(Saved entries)
+ + + + +

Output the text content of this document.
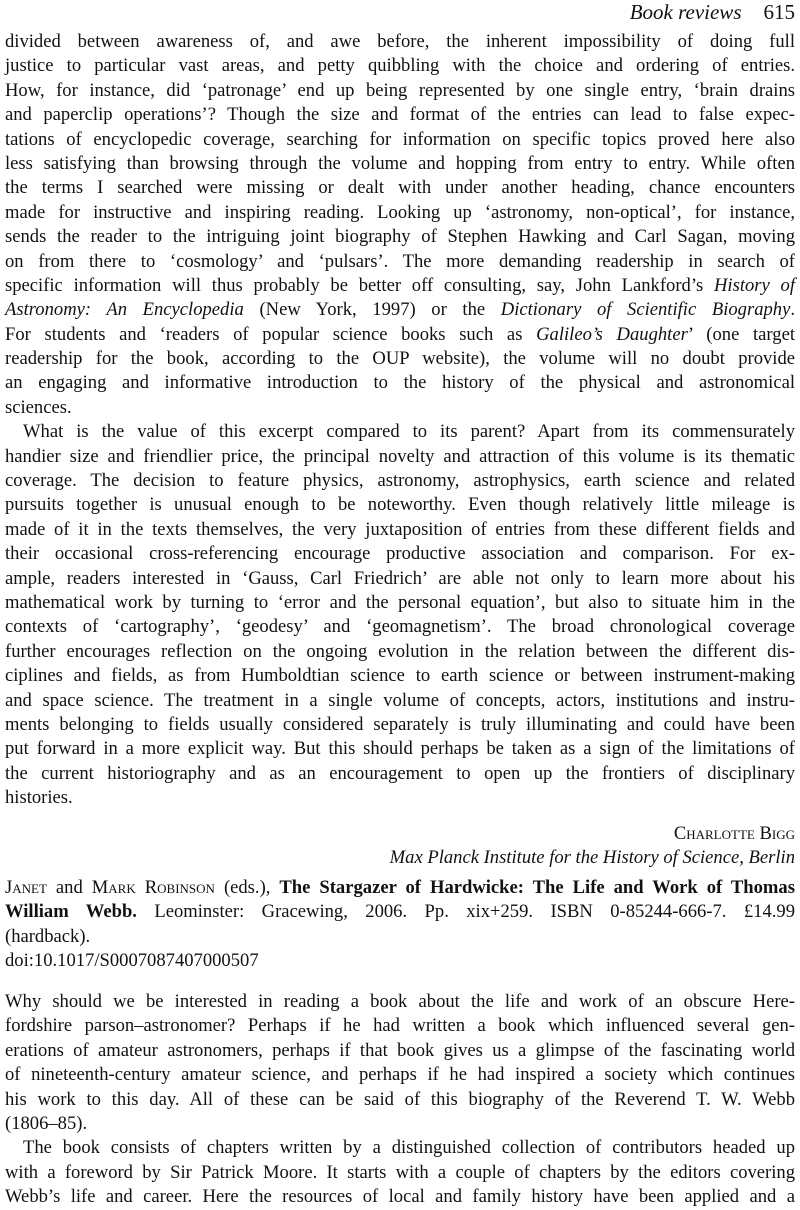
Book reviews 615
divided between awareness of, and awe before, the inherent impossibility of doing full
justice to particular vast areas, and petty quibbling with the choice and ordering of entries.
How, for instance, did ‘patronage’ end up being represented by one single entry, ‘brain drains
and paperclip operations’? Though the size and format of the entries can lead to false expec-
tations of encyclopedic coverage, searching for information on specific topics proved here also
less satisfying than browsing through the volume and hopping from entry to entry. While often
the terms I searched were missing or dealt with under another heading, chance encounters
made for instructive and inspiring reading. Looking up ‘astronomy, non-optical’, for instance,
sends the reader to the intriguing joint biography of Stephen Hawking and Carl Sagan, moving
on from there to ‘cosmology’ and ‘pulsars’. The more demanding readership in search of
specific information will thus probably be better off consulting, say, John Lankford’s History of
Astronomy: An Encyclopedia (New York, 1997) or the Dictionary of Scientific Biography.
For students and ‘readers of popular science books such as Galileo’s Daughter’ (one target
readership for the book, according to the OUP website), the volume will no doubt provide
an engaging and informative introduction to the history of the physical and astronomical
sciences.
What is the value of this excerpt compared to its parent? Apart from its commensurately
handier size and friendlier price, the principal novelty and attraction of this volume is its thematic
coverage. The decision to feature physics, astronomy, astrophysics, earth science and related
pursuits together is unusual enough to be noteworthy. Even though relatively little mileage is
made of it in the texts themselves, the very juxtaposition of entries from these different fields and
their occasional cross-referencing encourage productive association and comparison. For ex-
ample, readers interested in ‘Gauss, Carl Friedrich’ are able not only to learn more about his
mathematical work by turning to ‘error and the personal equation’, but also to situate him in the
contexts of ‘cartography’, ‘geodesy’ and ‘geomagnetism’. The broad chronological coverage
further encourages reflection on the ongoing evolution in the relation between the different dis-
ciplines and fields, as from Humboldtian science to earth science or between instrument-making
and space science. The treatment in a single volume of concepts, actors, institutions and instru-
ments belonging to fields usually considered separately is truly illuminating and could have been
put forward in a more explicit way. But this should perhaps be taken as a sign of the limitations of
the current historiography and as an encouragement to open up the frontiers of disciplinary
histories.
Charlotte Bigg
Max Planck Institute for the History of Science, Berlin
Janet and Mark Robinson (eds.), The Stargazer of Hardwicke: The Life and Work of Thomas
William Webb. Leominster: Gracewing, 2006. Pp. xix+259. ISBN 0-85244-666-7. £14.99
(hardback).
doi:10.1017/S0007087407000507
Why should we be interested in reading a book about the life and work of an obscure Here-
fordshire parson–astronomer? Perhaps if he had written a book which influenced several gen-
erations of amateur astronomers, perhaps if that book gives us a glimpse of the fascinating world
of nineteenth-century amateur science, and perhaps if he had inspired a society which continues
his work to this day. All of these can be said of this biography of the Reverend T. W. Webb
(1806–85).
The book consists of chapters written by a distinguished collection of contributors headed up
with a foreword by Sir Patrick Moore. It starts with a couple of chapters by the editors covering
Webb’s life and career. Here the resources of local and family history have been applied and a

+ + + + +

> **Work instructions**: Give the number of lines above that hold the word "with", and nothing more.

> **Answer to the exercise**: 3